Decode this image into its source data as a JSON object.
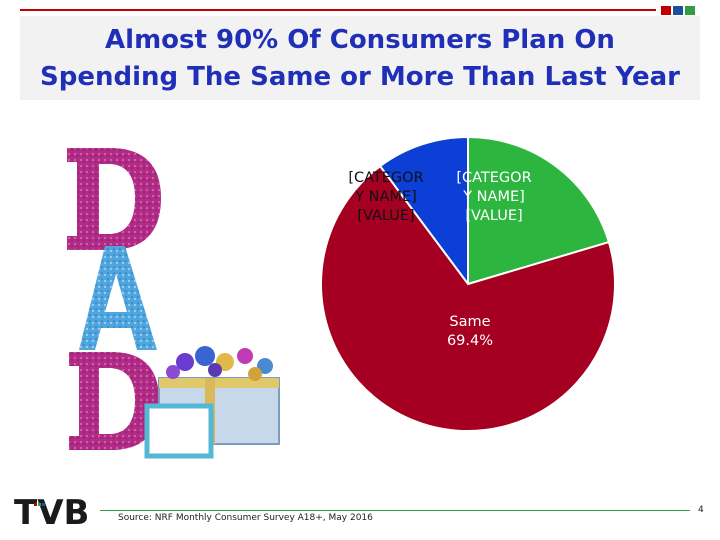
{
  "slide": {
    "title_line1": "Almost 90% Of Consumers Plan On",
    "title_line2": "Spending The Same or More Than Last Year",
    "source": "Source: NRF Monthly Consumer Survey A18+, May 2016",
    "page_number": "4",
    "logo_text": "TVB"
  },
  "colors": {
    "title": "#1f2fb8",
    "accent_red": "#c00000",
    "accent_blue": "#1f4e9c",
    "accent_green": "#2e9e3e"
  },
  "icons": [
    "dad-decorative-letters-icon",
    "gift-box-icon",
    "tvb-logo-icon"
  ],
  "chart_data": {
    "type": "pie",
    "title": "",
    "slices": [
      {
        "label_lines": [
          "Same",
          "69.4%"
        ],
        "value": 69.4,
        "color": "#a50021"
      },
      {
        "label_lines": [
          "[CATEGOR",
          "Y NAME]",
          "[VALUE]"
        ],
        "value": 10.2,
        "color": "#0b3fd6"
      },
      {
        "label_lines": [
          "[CATEGOR",
          "Y NAME]",
          "[VALUE]"
        ],
        "value": 20.4,
        "color": "#2cb63f"
      }
    ],
    "legend": "none"
  }
}
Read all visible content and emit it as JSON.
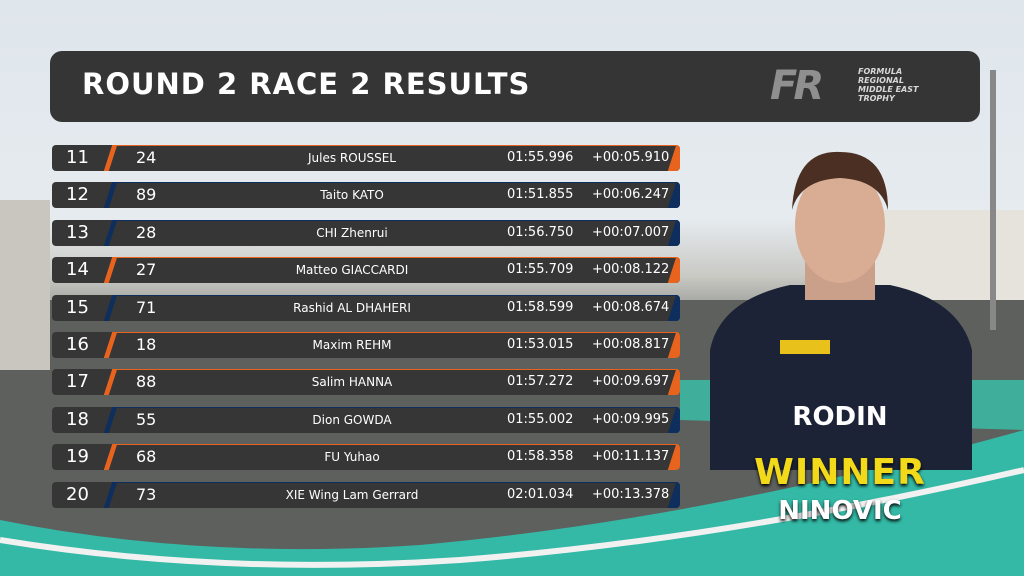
{
  "header": {
    "title": "ROUND 2 RACE 2 RESULTS",
    "logo": {
      "mark": "FR",
      "lines": [
        "FORMULA",
        "REGIONAL",
        "MIDDLE EAST",
        "TROPHY"
      ]
    }
  },
  "colors": {
    "orange": "#e8641e",
    "blue": "#0e2e5e",
    "panel": "#363636"
  },
  "results": [
    {
      "pos": "11",
      "number": "24",
      "driver": "Jules ROUSSEL",
      "time": "01:55.996",
      "gap": "+00:05.910",
      "accent": "orange"
    },
    {
      "pos": "12",
      "number": "89",
      "driver": "Taito KATO",
      "time": "01:51.855",
      "gap": "+00:06.247",
      "accent": "blue"
    },
    {
      "pos": "13",
      "number": "28",
      "driver": "CHI Zhenrui",
      "time": "01:56.750",
      "gap": "+00:07.007",
      "accent": "blue"
    },
    {
      "pos": "14",
      "number": "27",
      "driver": "Matteo GIACCARDI",
      "time": "01:55.709",
      "gap": "+00:08.122",
      "accent": "orange"
    },
    {
      "pos": "15",
      "number": "71",
      "driver": "Rashid AL DHAHERI",
      "time": "01:58.599",
      "gap": "+00:08.674",
      "accent": "blue"
    },
    {
      "pos": "16",
      "number": "18",
      "driver": "Maxim REHM",
      "time": "01:53.015",
      "gap": "+00:08.817",
      "accent": "orange"
    },
    {
      "pos": "17",
      "number": "88",
      "driver": "Salim HANNA",
      "time": "01:57.272",
      "gap": "+00:09.697",
      "accent": "orange"
    },
    {
      "pos": "18",
      "number": "55",
      "driver": "Dion GOWDA",
      "time": "01:55.002",
      "gap": "+00:09.995",
      "accent": "blue"
    },
    {
      "pos": "19",
      "number": "68",
      "driver": "FU Yuhao",
      "time": "01:58.358",
      "gap": "+00:11.137",
      "accent": "orange"
    },
    {
      "pos": "20",
      "number": "73",
      "driver": "XIE Wing Lam Gerrard",
      "time": "02:01.034",
      "gap": "+00:13.378",
      "accent": "blue"
    }
  ],
  "winner": {
    "label": "WINNER",
    "name": "NINOVIC",
    "suit_text": "RODIN"
  }
}
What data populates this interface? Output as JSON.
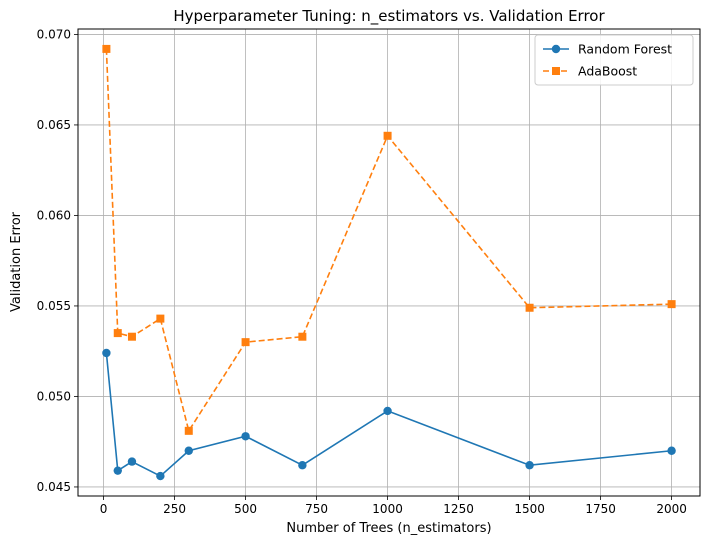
{
  "chart_data": {
    "type": "line",
    "title": "Hyperparameter Tuning: n_estimators vs. Validation Error",
    "xlabel": "Number of Trees (n_estimators)",
    "ylabel": "Validation Error",
    "x": [
      10,
      50,
      100,
      200,
      300,
      500,
      700,
      1000,
      1500,
      2000
    ],
    "xlim": [
      -90,
      2100
    ],
    "ylim": [
      0.0445,
      0.0703
    ],
    "xticks": [
      0,
      250,
      500,
      750,
      1000,
      1250,
      1500,
      1750,
      2000
    ],
    "xtick_labels": [
      "0",
      "250",
      "500",
      "750",
      "1000",
      "1250",
      "1500",
      "1750",
      "2000"
    ],
    "yticks": [
      0.045,
      0.05,
      0.055,
      0.06,
      0.065,
      0.07
    ],
    "ytick_labels": [
      "0.045",
      "0.050",
      "0.055",
      "0.060",
      "0.065",
      "0.070"
    ],
    "grid": true,
    "legend_position": "top-right",
    "series": [
      {
        "name": "Random Forest",
        "color": "#1f77b4",
        "marker": "circle",
        "linestyle": "solid",
        "values": [
          0.0524,
          0.0459,
          0.0464,
          0.0456,
          0.047,
          0.0478,
          0.0462,
          0.0492,
          0.0462,
          0.047
        ]
      },
      {
        "name": "AdaBoost",
        "color": "#ff7f0e",
        "marker": "square",
        "linestyle": "dashed",
        "values": [
          0.0692,
          0.0535,
          0.0533,
          0.0543,
          0.0481,
          0.053,
          0.0533,
          0.0644,
          0.0549,
          0.0551
        ]
      }
    ]
  }
}
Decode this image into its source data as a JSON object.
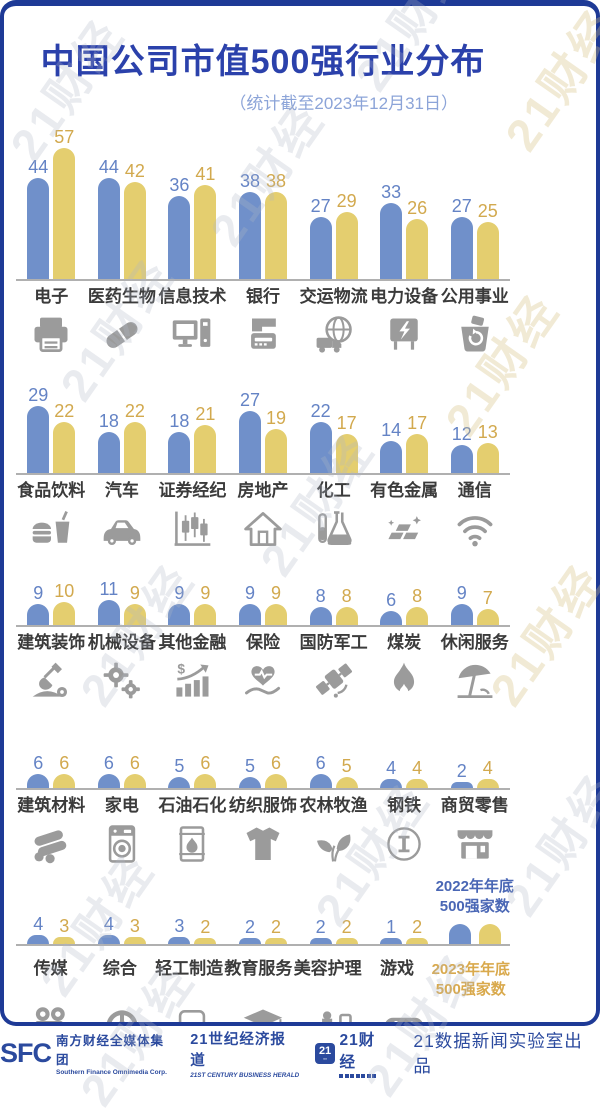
{
  "header": {
    "title": "中国公司市值500强行业分布",
    "subtitle": "（统计截至2023年12月31日）"
  },
  "watermark_text": "21财经",
  "colors": {
    "bar_blue": "#7090CA",
    "bar_yellow": "#E4CE6F",
    "value_blue_text": "#6483C5",
    "value_yellow_text": "#D2A94E",
    "navy_border": "#1E3A96",
    "title_blue": "#2B41AB",
    "subtitle_blue": "#8CA4D8",
    "footer_blue": "#2B4A9E"
  },
  "legend": {
    "blue_line1": "2022年年底",
    "blue_line2": "500强家数",
    "yellow_line1": "2023年年底",
    "yellow_line2": "500强家数"
  },
  "chart_data": {
    "type": "bar",
    "title": "中国公司市值500强行业分布",
    "subtitle": "（统计截至2023年12月31日）",
    "series": [
      {
        "name": "2022年年底500强家数",
        "key": "v2022",
        "color": "#7090CA"
      },
      {
        "name": "2023年年底500强家数",
        "key": "v2023",
        "color": "#E4CE6F"
      }
    ],
    "unit": "家数",
    "rows": [
      {
        "items": [
          {
            "label": "电子",
            "icon": "printer-icon",
            "v2022": 44,
            "v2023": 57
          },
          {
            "label": "医药生物",
            "icon": "capsule-icon",
            "v2022": 44,
            "v2023": 42
          },
          {
            "label": "信息技术",
            "icon": "computer-icon",
            "v2022": 36,
            "v2023": 41
          },
          {
            "label": "银行",
            "icon": "atm-icon",
            "v2022": 38,
            "v2023": 38
          },
          {
            "label": "交运物流",
            "icon": "globe-truck-icon",
            "v2022": 27,
            "v2023": 29
          },
          {
            "label": "电力设备",
            "icon": "power-box-icon",
            "v2022": 33,
            "v2023": 26
          },
          {
            "label": "公用事业",
            "icon": "recycle-bin-icon",
            "v2022": 27,
            "v2023": 25
          }
        ]
      },
      {
        "items": [
          {
            "label": "食品饮料",
            "icon": "burger-drink-icon",
            "v2022": 29,
            "v2023": 22
          },
          {
            "label": "汽车",
            "icon": "car-icon",
            "v2022": 18,
            "v2023": 22
          },
          {
            "label": "证券经纪",
            "icon": "candlestick-chart-icon",
            "v2022": 18,
            "v2023": 21
          },
          {
            "label": "房地产",
            "icon": "house-icon",
            "v2022": 27,
            "v2023": 19
          },
          {
            "label": "化工",
            "icon": "flask-icon",
            "v2022": 22,
            "v2023": 17
          },
          {
            "label": "有色金属",
            "icon": "gold-bars-icon",
            "v2022": 14,
            "v2023": 17
          },
          {
            "label": "通信",
            "icon": "wifi-icon",
            "v2022": 12,
            "v2023": 13
          }
        ]
      },
      {
        "items": [
          {
            "label": "建筑装饰",
            "icon": "shovel-icon",
            "v2022": 9,
            "v2023": 10
          },
          {
            "label": "机械设备",
            "icon": "gears-icon",
            "v2022": 11,
            "v2023": 9
          },
          {
            "label": "其他金融",
            "icon": "growth-chart-icon",
            "v2022": 9,
            "v2023": 9
          },
          {
            "label": "保险",
            "icon": "heart-hand-icon",
            "v2022": 9,
            "v2023": 9
          },
          {
            "label": "国防军工",
            "icon": "satellite-icon",
            "v2022": 8,
            "v2023": 8
          },
          {
            "label": "煤炭",
            "icon": "flame-icon",
            "v2022": 6,
            "v2023": 8
          },
          {
            "label": "休闲服务",
            "icon": "beach-umbrella-icon",
            "v2022": 9,
            "v2023": 7
          }
        ]
      },
      {
        "items": [
          {
            "label": "建筑材料",
            "icon": "logs-icon",
            "v2022": 6,
            "v2023": 6
          },
          {
            "label": "家电",
            "icon": "washing-machine-icon",
            "v2022": 6,
            "v2023": 6
          },
          {
            "label": "石油石化",
            "icon": "oil-barrel-icon",
            "v2022": 5,
            "v2023": 6
          },
          {
            "label": "纺织服饰",
            "icon": "tshirt-icon",
            "v2022": 5,
            "v2023": 6
          },
          {
            "label": "农林牧渔",
            "icon": "leaves-icon",
            "v2022": 6,
            "v2023": 5
          },
          {
            "label": "钢铁",
            "icon": "steel-beam-icon",
            "v2022": 4,
            "v2023": 4
          },
          {
            "label": "商贸零售",
            "icon": "storefront-icon",
            "v2022": 2,
            "v2023": 4
          }
        ]
      },
      {
        "items": [
          {
            "label": "传媒",
            "icon": "movie-camera-icon",
            "v2022": 4,
            "v2023": 3
          },
          {
            "label": "综合",
            "icon": "steering-wheel-icon",
            "v2022": 4,
            "v2023": 3
          },
          {
            "label": "轻工制造",
            "icon": "armchair-icon",
            "v2022": 3,
            "v2023": 2
          },
          {
            "label": "教育服务",
            "icon": "graduation-cap-icon",
            "v2022": 2,
            "v2023": 2
          },
          {
            "label": "美容护理",
            "icon": "lipstick-icon",
            "v2022": 2,
            "v2023": 2
          },
          {
            "label": "游戏",
            "icon": "game-controller-icon",
            "v2022": 1,
            "v2023": 2
          }
        ]
      }
    ]
  },
  "footer": {
    "sfc_logo": "SFC",
    "sfc_cn": "南方财经全媒体集团",
    "sfc_en": "Southern Finance Omnimedia Corp.",
    "herald_cn": "21世纪经济报道",
    "herald_en": "21ST CENTURY BUSINESS HERALD",
    "badge_21": "21",
    "caijing_cn": "21财经",
    "produced_by": "21数据新闻实验室出品"
  }
}
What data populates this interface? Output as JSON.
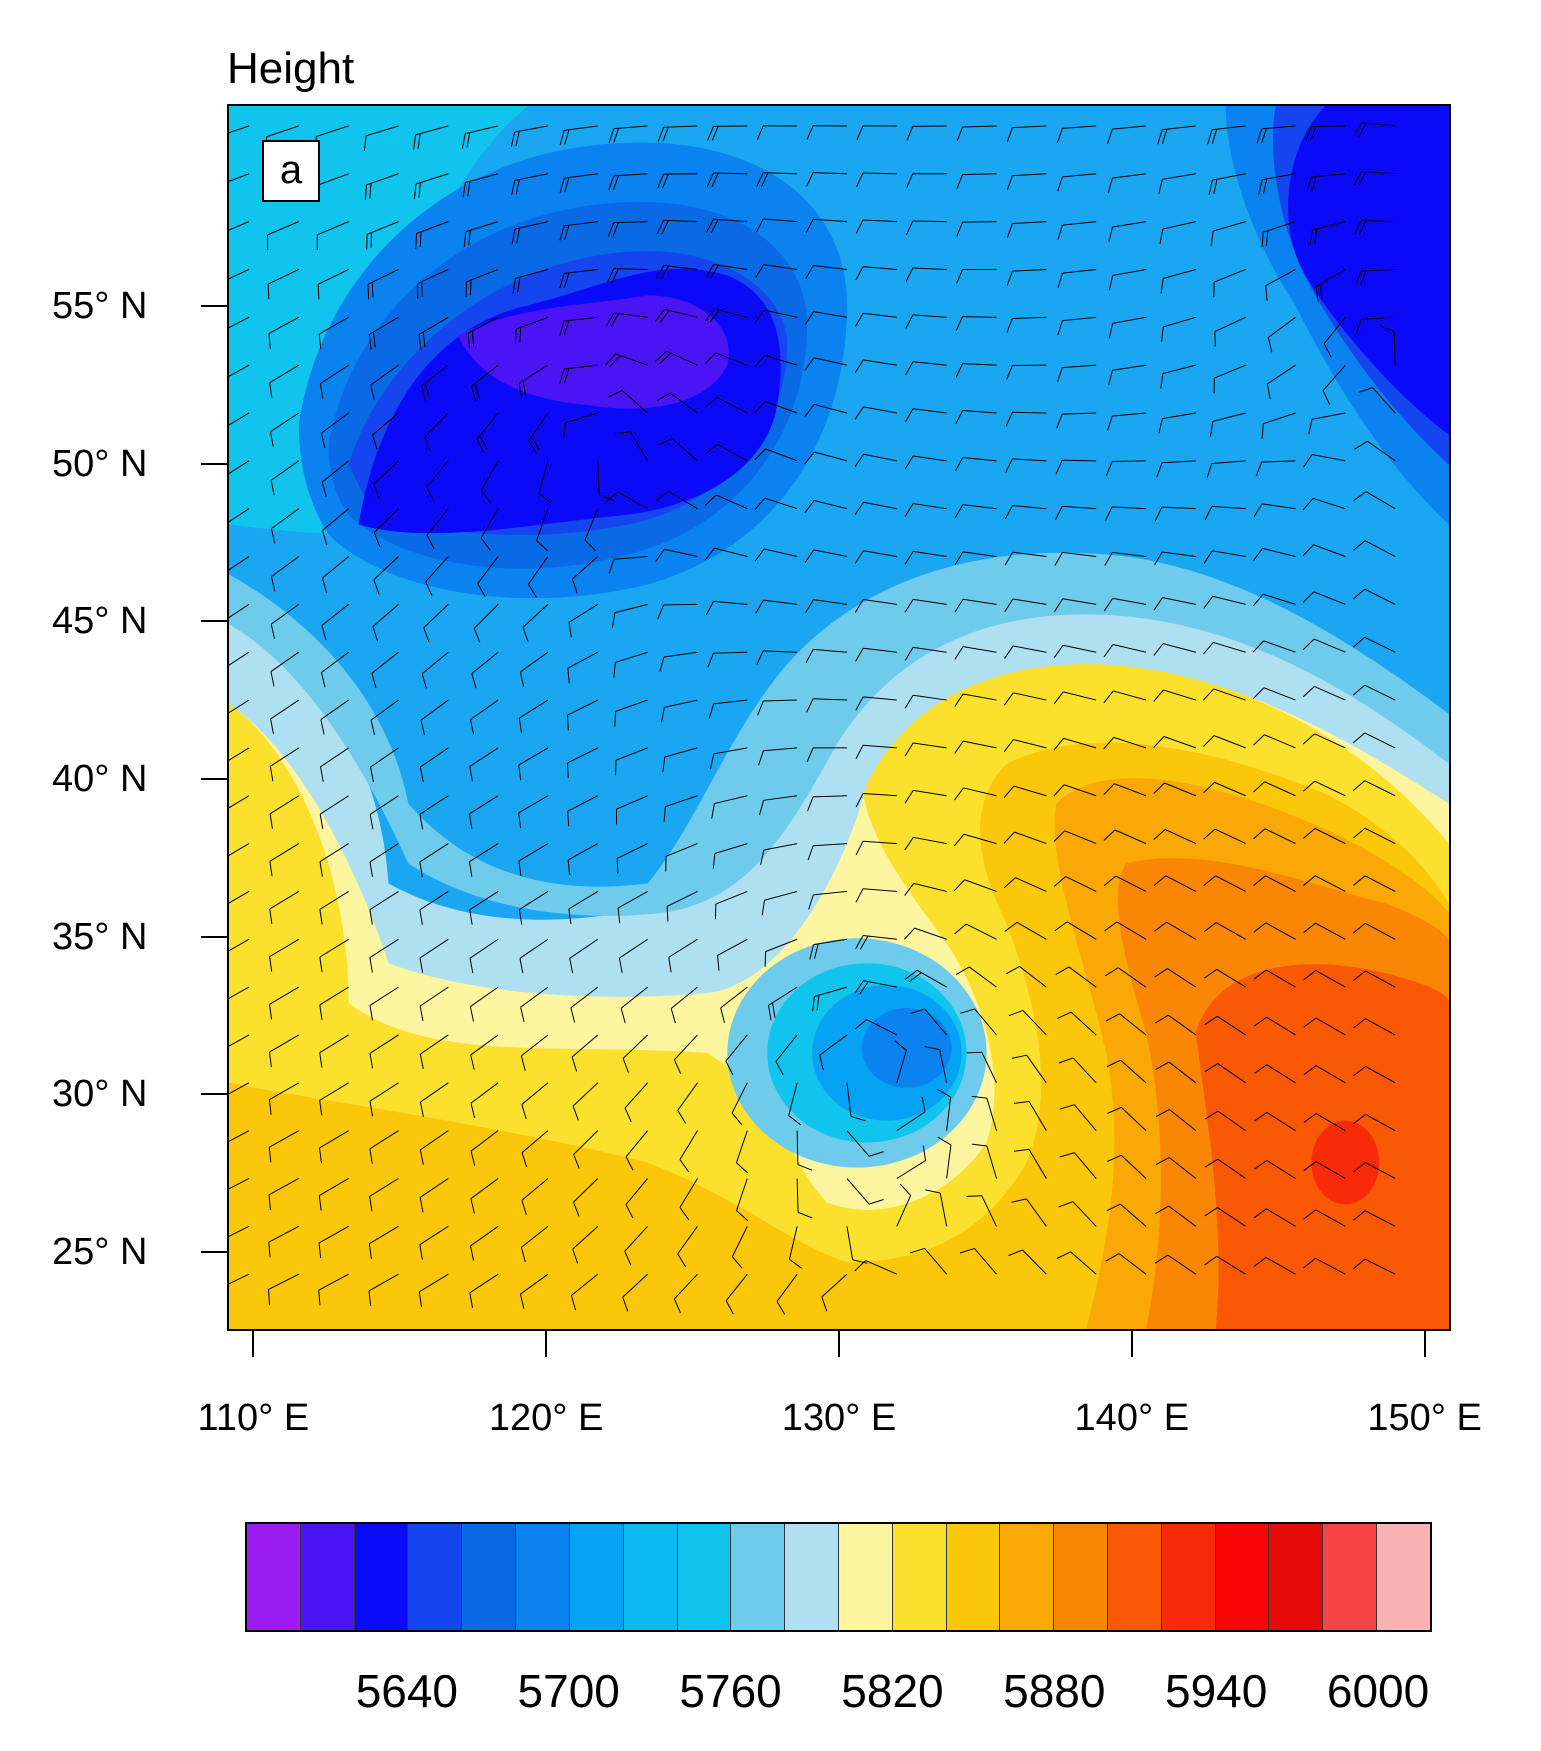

**WHAT THIS TASK INVOLVES**
Copy each line above that contains the string "Validation".

**EXPECTED ANSWER**
    "title": "Hyperparameter Tuning: n_estimators vs. Validation Error",
    "ylabel": "Validation Error",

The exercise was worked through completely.